----- MATERIAL PROVIDED -----

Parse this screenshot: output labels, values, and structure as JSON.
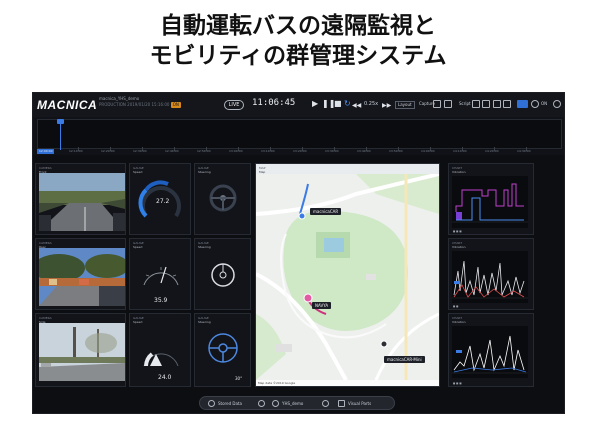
{
  "headline": {
    "line1": "自動運転バスの遠隔監視と",
    "line2": "モビリティの群管理システム"
  },
  "app": {
    "logo": "MACNICA",
    "project_name": "macnica_YHS_demo",
    "project_sub": "PRODUCTION 2019/01/20 15:16:00",
    "live_label": "LIVE",
    "clock": "11:06:45",
    "speed": "0.25x",
    "layout_select": "Layout",
    "capture_label": "Capture",
    "record_label": "Script",
    "mode_label": "ON"
  },
  "timeline": {
    "start_label": "12:00:00",
    "ticks": [
      "12:10:00",
      "12:20:00",
      "12:30:00",
      "12:40:00",
      "12:50:00",
      "13:00:00",
      "13:10:00",
      "13:20:00",
      "13:30:00",
      "13:40:00",
      "13:50:00",
      "14:00:00",
      "14:10:00",
      "14:20:00",
      "14:30:00"
    ]
  },
  "cameras": [
    {
      "title": "CAMERA",
      "name": "Front"
    },
    {
      "title": "CAMERA",
      "name": "Rear"
    },
    {
      "title": "CAMERA",
      "name": "Side"
    }
  ],
  "gauges": [
    {
      "title": "GAUGE",
      "name": "Speed",
      "value": "27.2"
    },
    {
      "title": "GAUGE",
      "name": "Speed",
      "value": "35.9"
    },
    {
      "title": "GAUGE",
      "name": "Speed",
      "value": "24.0"
    }
  ],
  "wheels": [
    {
      "title": "GAUGE",
      "name": "Steering",
      "value": "0°"
    },
    {
      "title": "GAUGE",
      "name": "Steering",
      "value": "0°"
    },
    {
      "title": "GAUGE",
      "name": "Steering",
      "value": "30°"
    }
  ],
  "map": {
    "title": "MAP",
    "sub": "Map",
    "labels": {
      "car1": "macnicaCAR",
      "navya": "NAVYA",
      "mini": "macnicaCAR-Mini"
    },
    "footer": "Map data ©2019 Google"
  },
  "charts": [
    {
      "title": "CHART",
      "name": "Vibration"
    },
    {
      "title": "CHART",
      "name": "Vibration"
    },
    {
      "title": "CHART",
      "name": "Vibration"
    }
  ],
  "bottombar": {
    "item1": "Stored Data",
    "item2": "YHS_demo",
    "item3": "Visual Parts"
  },
  "colors": {
    "accent": "#2f6fd6",
    "magenta": "#c040d0",
    "purple": "#7a3fd8"
  }
}
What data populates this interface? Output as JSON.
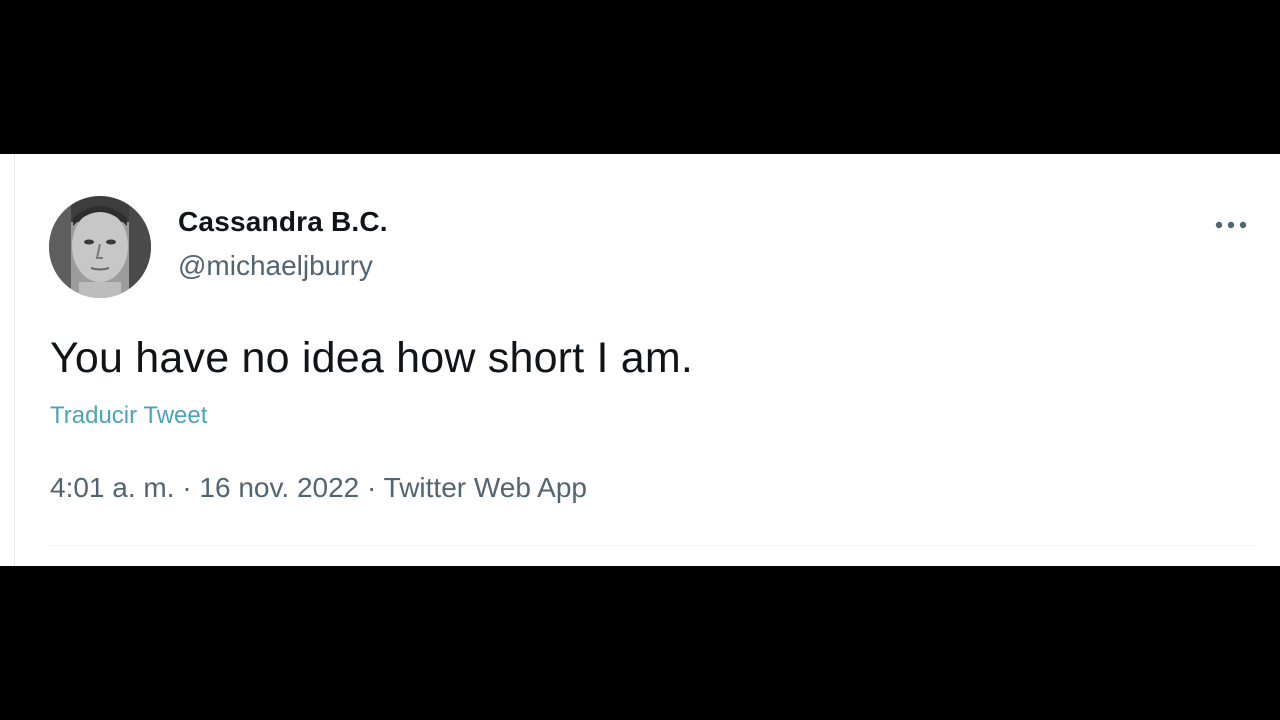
{
  "tweet": {
    "author": {
      "display_name": "Cassandra B.C.",
      "handle": "@michaeljburry",
      "avatar_icon": "profile-photo-avatar"
    },
    "text": "You have no idea how short I am.",
    "translate_label": "Traducir Tweet",
    "time": "4:01 a. m.",
    "separator": " · ",
    "date": "16 nov. 2022",
    "source": "Twitter Web App",
    "more_icon": "more-options-icon"
  },
  "colors": {
    "background_letterbox": "#000000",
    "card": "#ffffff",
    "primary_text": "#0f1419",
    "secondary_text": "#536471",
    "link": "#4aa3b8"
  }
}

-----

* **STATED GOAL**
Go through the listing above and write it all out exactly, leaving out any picture.

* **TASK OUTPUT**
Parse this screenshot: output labels, values, and structure as JSON.
{
  "headline": {
    "line1": "自動運転バスの遠隔監視と",
    "line2": "モビリティの群管理システム"
  },
  "app": {
    "logo": "MACNICA",
    "project_name": "macnica_YHS_demo",
    "project_sub": "PRODUCTION 2019/01/20 15:16:00",
    "live_label": "LIVE",
    "clock": "11:06:45",
    "speed": "0.25x",
    "layout_select": "Layout",
    "capture_label": "Capture",
    "record_label": "Script",
    "mode_label": "ON"
  },
  "timeline": {
    "start_label": "12:00:00",
    "ticks": [
      "12:10:00",
      "12:20:00",
      "12:30:00",
      "12:40:00",
      "12:50:00",
      "13:00:00",
      "13:10:00",
      "13:20:00",
      "13:30:00",
      "13:40:00",
      "13:50:00",
      "14:00:00",
      "14:10:00",
      "14:20:00",
      "14:30:00"
    ]
  },
  "cameras": [
    {
      "title": "CAMERA",
      "name": "Front"
    },
    {
      "title": "CAMERA",
      "name": "Rear"
    },
    {
      "title": "CAMERA",
      "name": "Side"
    }
  ],
  "gauges": [
    {
      "title": "GAUGE",
      "name": "Speed",
      "value": "27.2"
    },
    {
      "title": "GAUGE",
      "name": "Speed",
      "value": "35.9"
    },
    {
      "title": "GAUGE",
      "name": "Speed",
      "value": "24.0"
    }
  ],
  "wheels": [
    {
      "title": "GAUGE",
      "name": "Steering",
      "value": "0°"
    },
    {
      "title": "GAUGE",
      "name": "Steering",
      "value": "0°"
    },
    {
      "title": "GAUGE",
      "name": "Steering",
      "value": "30°"
    }
  ],
  "map": {
    "title": "MAP",
    "sub": "Map",
    "labels": {
      "car1": "macnicaCAR",
      "navya": "NAVYA",
      "mini": "macnicaCAR-Mini"
    },
    "footer": "Map data ©2019 Google"
  },
  "charts": [
    {
      "title": "CHART",
      "name": "Vibration"
    },
    {
      "title": "CHART",
      "name": "Vibration"
    },
    {
      "title": "CHART",
      "name": "Vibration"
    }
  ],
  "bottombar": {
    "item1": "Stored Data",
    "item2": "YHS_demo",
    "item3": "Visual Parts"
  },
  "colors": {
    "accent": "#2f6fd6",
    "magenta": "#c040d0",
    "purple": "#7a3fd8"
  }
}
What data populates this interface? Output as JSON.
{
  "tweet": {
    "author": {
      "display_name": "Cassandra B.C.",
      "handle": "@michaeljburry",
      "avatar_icon": "profile-photo-avatar"
    },
    "text": "You have no idea how short I am.",
    "translate_label": "Traducir Tweet",
    "time": "4:01 a. m.",
    "separator": " · ",
    "date": "16 nov. 2022",
    "source": "Twitter Web App",
    "more_icon": "more-options-icon"
  },
  "colors": {
    "background_letterbox": "#000000",
    "card": "#ffffff",
    "primary_text": "#0f1419",
    "secondary_text": "#536471",
    "link": "#4aa3b8"
  }
}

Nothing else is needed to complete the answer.